#### WHAT THE TASK ASKS:
Copy out all of the rows below word for word, omitting the pictures.

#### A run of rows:
──────

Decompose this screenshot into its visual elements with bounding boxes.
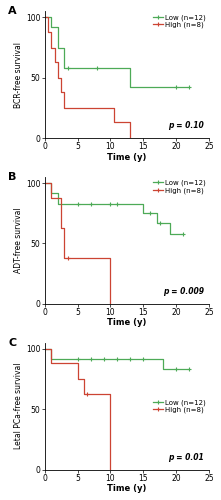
Y-axis label: Letal PCa-free survival: Letal PCa-free survival xyxy=(14,363,23,450)
Text: B: B xyxy=(8,172,17,182)
Text: C: C xyxy=(8,338,17,348)
Text: p = 0.009: p = 0.009 xyxy=(163,287,204,296)
X-axis label: Time (y): Time (y) xyxy=(107,318,147,328)
Text: p = 0.01: p = 0.01 xyxy=(169,453,204,462)
Legend: Low (n=12), High (n=8): Low (n=12), High (n=8) xyxy=(153,399,206,413)
Legend: Low (n=12), High (n=8): Low (n=12), High (n=8) xyxy=(153,14,206,28)
Y-axis label: ADT-free survival: ADT-free survival xyxy=(14,208,23,274)
Y-axis label: BCR-free survival: BCR-free survival xyxy=(14,42,23,108)
X-axis label: Time (y): Time (y) xyxy=(107,484,147,493)
Legend: Low (n=12), High (n=8): Low (n=12), High (n=8) xyxy=(153,180,206,194)
Text: p = 0.10: p = 0.10 xyxy=(169,122,204,130)
Text: A: A xyxy=(8,6,17,16)
X-axis label: Time (y): Time (y) xyxy=(107,152,147,162)
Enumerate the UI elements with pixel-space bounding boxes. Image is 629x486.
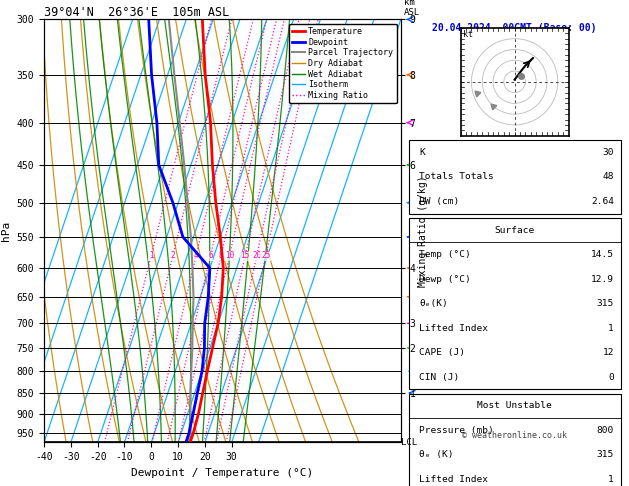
Text: 6: 6 (208, 251, 213, 260)
Text: PW (cm): PW (cm) (420, 197, 460, 206)
Text: Surface: Surface (494, 226, 535, 235)
Text: 12: 12 (603, 348, 614, 357)
Text: LCL: LCL (401, 438, 417, 447)
Text: Temp (°C): Temp (°C) (420, 250, 471, 259)
Text: K: K (420, 148, 425, 156)
Text: 14.5: 14.5 (591, 250, 614, 259)
Text: 48: 48 (603, 172, 614, 181)
Text: θₑ(K): θₑ(K) (420, 299, 448, 308)
Text: CIN (J): CIN (J) (420, 373, 460, 382)
Text: 1: 1 (608, 475, 614, 484)
Text: CAPE (J): CAPE (J) (420, 348, 465, 357)
Text: © weatheronline.co.uk: © weatheronline.co.uk (462, 431, 567, 440)
Text: Dewp (°C): Dewp (°C) (420, 275, 471, 283)
Text: Lifted Index: Lifted Index (420, 324, 489, 332)
Text: Totals Totals: Totals Totals (420, 172, 494, 181)
Text: 800: 800 (597, 426, 614, 435)
Text: Most Unstable: Most Unstable (477, 401, 552, 410)
Bar (409, 394, 621, 486)
Text: Lifted Index: Lifted Index (420, 475, 489, 484)
X-axis label: Dewpoint / Temperature (°C): Dewpoint / Temperature (°C) (131, 468, 313, 478)
Text: 1: 1 (149, 251, 153, 260)
Text: 4: 4 (194, 251, 198, 260)
Text: 15: 15 (240, 251, 250, 260)
Text: 10: 10 (225, 251, 234, 260)
Text: 0: 0 (608, 373, 614, 382)
Y-axis label: Mixing Ratio (g/kg): Mixing Ratio (g/kg) (418, 175, 428, 287)
Text: 8: 8 (219, 251, 223, 260)
Text: 39°04'N  26°36'E  105m ASL: 39°04'N 26°36'E 105m ASL (44, 6, 230, 19)
Y-axis label: hPa: hPa (1, 221, 11, 241)
Text: 25: 25 (261, 251, 270, 260)
Bar (409, 218, 621, 389)
Text: 30: 30 (603, 148, 614, 156)
Text: 2: 2 (170, 251, 175, 260)
Legend: Temperature, Dewpoint, Parcel Trajectory, Dry Adiabat, Wet Adiabat, Isotherm, Mi: Temperature, Dewpoint, Parcel Trajectory… (289, 24, 397, 103)
Text: θₑ (K): θₑ (K) (420, 451, 454, 459)
Text: 20.04.2024  00GMT (Base: 00): 20.04.2024 00GMT (Base: 00) (432, 23, 597, 33)
Text: 12.9: 12.9 (591, 275, 614, 283)
Text: Pressure (mb): Pressure (mb) (420, 426, 494, 435)
Text: 315: 315 (597, 451, 614, 459)
Text: 315: 315 (597, 299, 614, 308)
Bar (409, 140, 621, 213)
Text: 20: 20 (252, 251, 261, 260)
Text: 2.64: 2.64 (591, 197, 614, 206)
Text: 1: 1 (608, 324, 614, 332)
Text: km
ASL: km ASL (404, 0, 420, 17)
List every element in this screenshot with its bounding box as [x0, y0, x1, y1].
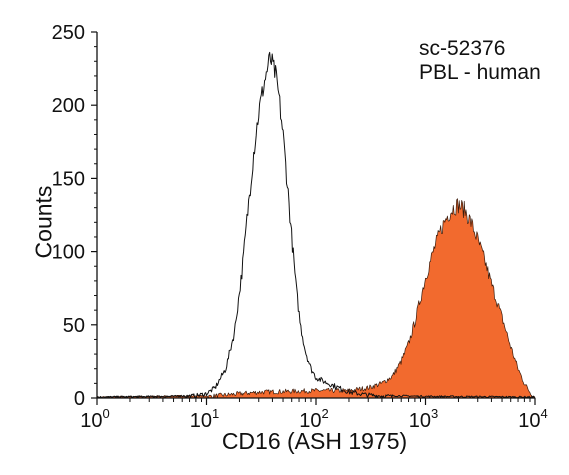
axes: 0 50 100 150 200 250 100 101 102 103 104 — [52, 22, 548, 432]
y-tick-label: 0 — [74, 388, 85, 410]
y-axis-label: Counts — [30, 185, 57, 259]
x-tick-label: 104 — [518, 406, 547, 432]
y-tick-label: 200 — [52, 95, 85, 117]
x-tick-label: 102 — [299, 406, 328, 432]
x-tick-label: 101 — [190, 406, 219, 432]
x-axis-label: CD16 (ASH 1975) — [221, 428, 408, 454]
annotation-product-code: sc-52376 — [419, 37, 506, 60]
annotation-sample-type: PBL - human — [419, 61, 541, 84]
series-stained-histogram — [96, 198, 536, 399]
y-tick-label: 250 — [52, 22, 85, 44]
y-tick-label: 50 — [63, 315, 85, 337]
plot-area — [96, 51, 536, 399]
y-tick-label: 100 — [52, 242, 85, 264]
x-tick-label: 100 — [80, 406, 109, 432]
x-tick-label: 103 — [409, 406, 438, 432]
series-control-histogram — [96, 51, 536, 399]
y-tick-label: 150 — [52, 168, 85, 190]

──────

#### ANSWER TO THE TASK:
Decompose this screenshot into its visual elements with bounding boxes.
Y-axis label: Letal PCa-free survival: Letal PCa-free survival xyxy=(14,363,23,450)
Text: B: B xyxy=(8,172,17,182)
Text: C: C xyxy=(8,338,17,348)
Text: p = 0.009: p = 0.009 xyxy=(163,287,204,296)
X-axis label: Time (y): Time (y) xyxy=(107,318,147,328)
Text: p = 0.01: p = 0.01 xyxy=(169,453,204,462)
Legend: Low (n=12), High (n=8): Low (n=12), High (n=8) xyxy=(153,399,206,413)
Legend: Low (n=12), High (n=8): Low (n=12), High (n=8) xyxy=(153,14,206,28)
Y-axis label: ADT-free survival: ADT-free survival xyxy=(14,208,23,274)
Y-axis label: BCR-free survival: BCR-free survival xyxy=(14,42,23,108)
X-axis label: Time (y): Time (y) xyxy=(107,484,147,493)
Legend: Low (n=12), High (n=8): Low (n=12), High (n=8) xyxy=(153,180,206,194)
Text: p = 0.10: p = 0.10 xyxy=(169,122,204,130)
Text: A: A xyxy=(8,6,17,16)
X-axis label: Time (y): Time (y) xyxy=(107,152,147,162)
Enumerate the UI elements with pixel-space bounding boxes. Image is 629x486.
Text: 6: 6 (208, 251, 213, 260)
Text: PW (cm): PW (cm) (420, 197, 460, 206)
Text: Surface: Surface (494, 226, 535, 235)
Text: 12: 12 (603, 348, 614, 357)
Text: LCL: LCL (401, 438, 417, 447)
Text: Temp (°C): Temp (°C) (420, 250, 471, 259)
Text: K: K (420, 148, 425, 156)
Text: 14.5: 14.5 (591, 250, 614, 259)
Text: 48: 48 (603, 172, 614, 181)
Text: θₑ(K): θₑ(K) (420, 299, 448, 308)
Text: CIN (J): CIN (J) (420, 373, 460, 382)
Text: 1: 1 (608, 475, 614, 484)
Text: CAPE (J): CAPE (J) (420, 348, 465, 357)
Text: © weatheronline.co.uk: © weatheronline.co.uk (462, 431, 567, 440)
Text: Dewp (°C): Dewp (°C) (420, 275, 471, 283)
Text: Lifted Index: Lifted Index (420, 324, 489, 332)
Text: Totals Totals: Totals Totals (420, 172, 494, 181)
Text: 800: 800 (597, 426, 614, 435)
Text: Most Unstable: Most Unstable (477, 401, 552, 410)
Bar (409, 394, 621, 486)
Text: Lifted Index: Lifted Index (420, 475, 489, 484)
X-axis label: Dewpoint / Temperature (°C): Dewpoint / Temperature (°C) (131, 468, 313, 478)
Text: 1: 1 (149, 251, 153, 260)
Text: 4: 4 (194, 251, 198, 260)
Text: 15: 15 (240, 251, 250, 260)
Text: 10: 10 (225, 251, 234, 260)
Text: 0: 0 (608, 373, 614, 382)
Y-axis label: Mixing Ratio (g/kg): Mixing Ratio (g/kg) (418, 175, 428, 287)
Text: 8: 8 (219, 251, 223, 260)
Text: 39°04'N  26°36'E  105m ASL: 39°04'N 26°36'E 105m ASL (44, 6, 230, 19)
Y-axis label: hPa: hPa (1, 221, 11, 241)
Text: 25: 25 (261, 251, 270, 260)
Bar (409, 218, 621, 389)
Text: 30: 30 (603, 148, 614, 156)
Text: 2: 2 (170, 251, 175, 260)
Legend: Temperature, Dewpoint, Parcel Trajectory, Dry Adiabat, Wet Adiabat, Isotherm, Mi: Temperature, Dewpoint, Parcel Trajectory… (289, 24, 397, 103)
Text: θₑ (K): θₑ (K) (420, 451, 454, 459)
Text: 20.04.2024  00GMT (Base: 00): 20.04.2024 00GMT (Base: 00) (432, 23, 597, 33)
Text: 12.9: 12.9 (591, 275, 614, 283)
Text: Pressure (mb): Pressure (mb) (420, 426, 494, 435)
Text: 315: 315 (597, 451, 614, 459)
Text: 315: 315 (597, 299, 614, 308)
Bar (409, 140, 621, 213)
Text: 20: 20 (252, 251, 261, 260)
Text: 2.64: 2.64 (591, 197, 614, 206)
Text: 1: 1 (608, 324, 614, 332)
Text: km
ASL: km ASL (404, 0, 420, 17)
List every element in this screenshot with its bounding box as [x0, y0, x1, y1].
axes: 0 50 100 150 200 250 100 101 102 103 104 — [52, 22, 548, 432]
y-tick-label: 0 — [74, 388, 85, 410]
y-axis-label: Counts — [30, 185, 57, 259]
x-tick-label: 104 — [518, 406, 547, 432]
y-tick-label: 200 — [52, 95, 85, 117]
x-tick-label: 102 — [299, 406, 328, 432]
x-tick-label: 101 — [190, 406, 219, 432]
x-axis-label: CD16 (ASH 1975) — [221, 428, 408, 454]
annotation-product-code: sc-52376 — [419, 37, 506, 60]
annotation-sample-type: PBL - human — [419, 61, 541, 84]
series-stained-histogram — [96, 198, 536, 399]
y-tick-label: 250 — [52, 22, 85, 44]
y-tick-label: 50 — [63, 315, 85, 337]
plot-area — [96, 51, 536, 399]
y-tick-label: 100 — [52, 242, 85, 264]
x-tick-label: 100 — [80, 406, 109, 432]
x-tick-label: 103 — [409, 406, 438, 432]
series-control-histogram — [96, 51, 536, 399]
y-tick-label: 150 — [52, 168, 85, 190]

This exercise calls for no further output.